• SET PROBLEM: The records below must be retyped exactly.

• EXERCISE DATA:

+ + + +

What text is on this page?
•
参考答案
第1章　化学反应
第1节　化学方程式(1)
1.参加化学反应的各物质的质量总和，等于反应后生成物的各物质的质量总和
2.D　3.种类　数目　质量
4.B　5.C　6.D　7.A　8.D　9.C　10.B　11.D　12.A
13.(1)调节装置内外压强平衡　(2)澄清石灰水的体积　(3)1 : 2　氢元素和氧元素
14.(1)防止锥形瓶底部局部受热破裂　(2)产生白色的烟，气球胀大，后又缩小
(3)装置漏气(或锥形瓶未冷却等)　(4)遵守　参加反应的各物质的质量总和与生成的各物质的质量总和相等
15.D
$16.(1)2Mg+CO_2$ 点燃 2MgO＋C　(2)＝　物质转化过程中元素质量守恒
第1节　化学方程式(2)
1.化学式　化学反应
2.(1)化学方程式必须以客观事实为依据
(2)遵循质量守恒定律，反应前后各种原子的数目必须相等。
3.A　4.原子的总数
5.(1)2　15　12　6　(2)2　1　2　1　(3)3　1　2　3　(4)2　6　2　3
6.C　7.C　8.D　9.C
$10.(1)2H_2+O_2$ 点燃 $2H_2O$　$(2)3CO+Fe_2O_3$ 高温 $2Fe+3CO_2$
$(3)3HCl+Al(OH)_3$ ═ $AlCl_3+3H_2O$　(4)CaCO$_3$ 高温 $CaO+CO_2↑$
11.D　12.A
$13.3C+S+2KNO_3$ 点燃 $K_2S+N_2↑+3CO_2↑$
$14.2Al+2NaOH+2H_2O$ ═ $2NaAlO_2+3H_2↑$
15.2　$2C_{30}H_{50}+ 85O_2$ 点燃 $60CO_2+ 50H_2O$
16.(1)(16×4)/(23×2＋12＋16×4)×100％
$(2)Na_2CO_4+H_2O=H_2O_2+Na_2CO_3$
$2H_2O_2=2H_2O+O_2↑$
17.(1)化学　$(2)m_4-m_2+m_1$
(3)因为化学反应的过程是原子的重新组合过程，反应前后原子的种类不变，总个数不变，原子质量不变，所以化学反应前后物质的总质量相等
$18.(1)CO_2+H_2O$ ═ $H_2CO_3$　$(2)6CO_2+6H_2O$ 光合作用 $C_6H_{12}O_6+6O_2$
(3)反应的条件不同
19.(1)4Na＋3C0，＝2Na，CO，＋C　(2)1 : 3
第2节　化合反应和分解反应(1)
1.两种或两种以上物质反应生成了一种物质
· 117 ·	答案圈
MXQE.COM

+ + + +

• EXERCISE SOLUTION:
What text is on this page?
•
参考答案
第1章　化学反应
第1节　化学方程式(1)
1.参加化学反应的各物质的质量总和，等于反应后生成物的各物质的质量总和
2.D　3.种类　数目　质量
4.B　5.C　6.D　7.A　8.D　9.C　10.B　11.D　12.A
13.(1)调节装置内外压强平衡　(2)澄清石灰水的体积　(3)1 : 2　氢元素和氧元素
14.(1)防止锥形瓶底部局部受热破裂　(2)产生白色的烟，气球胀大，后又缩小
(3)装置漏气(或锥形瓶未冷却等)　(4)遵守　参加反应的各物质的质量总和与生成的各物质的质量总和相等
15.D
$16.(1)2Mg+CO_2$ 点燃 2MgO＋C　(2)＝　物质转化过程中元素质量守恒
第1节　化学方程式(2)
1.化学式　化学反应
2.(1)化学方程式必须以客观事实为依据
(2)遵循质量守恒定律，反应前后各种原子的数目必须相等。
3.A　4.原子的总数
5.(1)2　15　12　6　(2)2　1　2　1　(3)3　1　2　3　(4)2　6　2　3
6.C　7.C　8.D　9.C
$10.(1)2H_2+O_2$ 点燃 $2H_2O$　$(2)3CO+Fe_2O_3$ 高温 $2Fe+3CO_2$
$(3)3HCl+Al(OH)_3$ ═ $AlCl_3+3H_2O$　(4)CaCO$_3$ 高温 $CaO+CO_2↑$
11.D　12.A
$13.3C+S+2KNO_3$ 点燃 $K_2S+N_2↑+3CO_2↑$
$14.2Al+2NaOH+2H_2O$ ═ $2NaAlO_2+3H_2↑$
15.2　$2C_{30}H_{50}+ 85O_2$ 点燃 $60CO_2+ 50H_2O$
16.(1)(16×4)/(23×2＋12＋16×4)×100％
$(2)Na_2CO_4+H_2O=H_2O_2+Na_2CO_3$
$2H_2O_2=2H_2O+O_2↑$
17.(1)化学　$(2)m_4-m_2+m_1$
(3)因为化学反应的过程是原子的重新组合过程，反应前后原子的种类不变，总个数不变，原子质量不变，所以化学反应前后物质的总质量相等
$18.(1)CO_2+H_2O$ ═ $H_2CO_3$　$(2)6CO_2+6H_2O$ 光合作用 $C_6H_{12}O_6+6O_2$
(3)反应的条件不同
19.(1)4Na＋3C0，＝2Na，CO，＋C　(2)1 : 3
第2节　化合反应和分解反应(1)
1.两种或两种以上物质反应生成了一种物质
· 117 ·	答案圈
MXQE.COM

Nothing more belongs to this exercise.